— Short exercise —
Could you write out every record below exactly, leaving out any pictures?

— Data records —
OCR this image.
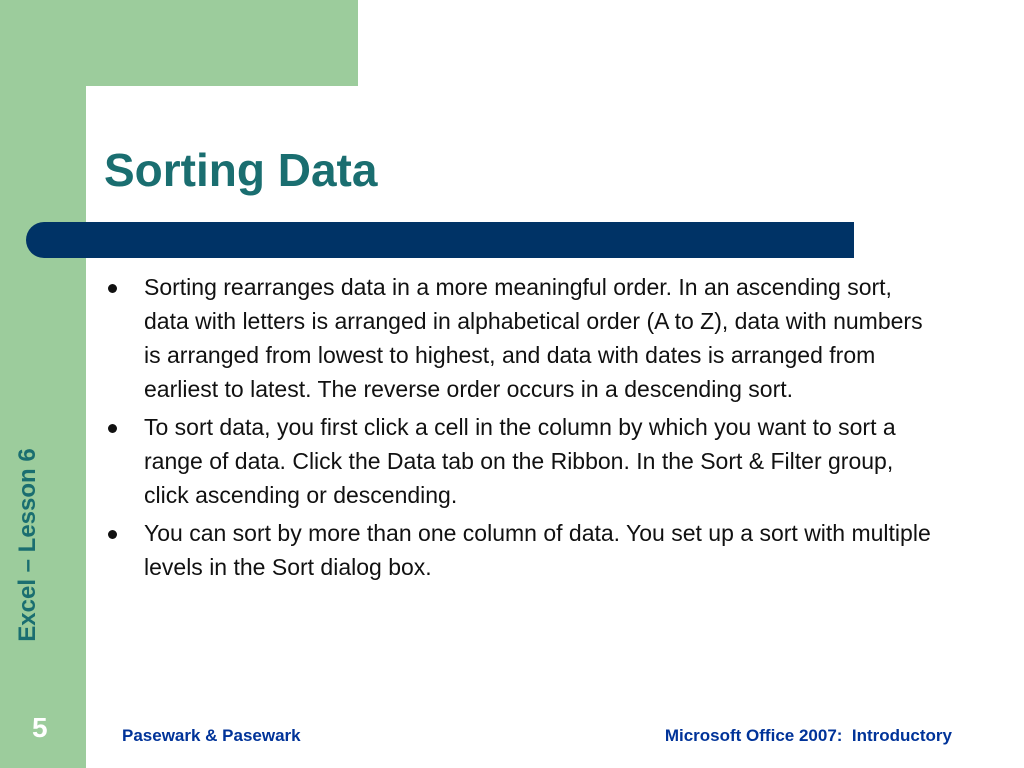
Sorting Data
Excel – Lesson 6
Sorting rearranges data in a more meaningful order. In an ascending sort, data with letters is arranged in alphabetical order (A to Z), data with numbers is arranged from lowest to highest, and data with dates is arranged from earliest to latest. The reverse order occurs in a descending sort.
To sort data, you first click a cell in the column by which you want to sort a range of data. Click the Data tab on the Ribbon. In the Sort & Filter group, click ascending or descending.
You can sort by more than one column of data. You set up a sort with multiple levels in the Sort dialog box.
5	Pasewark & Pasewark	Microsoft Office 2007:  Introductory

— Task solution —
OCR this image.
Sorting Data
Excel – Lesson 6
Sorting rearranges data in a more meaningful order. In an ascending sort, data with letters is arranged in alphabetical order (A to Z), data with numbers is arranged from lowest to highest, and data with dates is arranged from earliest to latest. The reverse order occurs in a descending sort.
To sort data, you first click a cell in the column by which you want to sort a range of data. Click the Data tab on the Ribbon. In the Sort & Filter group, click ascending or descending.
You can sort by more than one column of data. You set up a sort with multiple levels in the Sort dialog box.
5	Pasewark & Pasewark	Microsoft Office 2007:  Introductory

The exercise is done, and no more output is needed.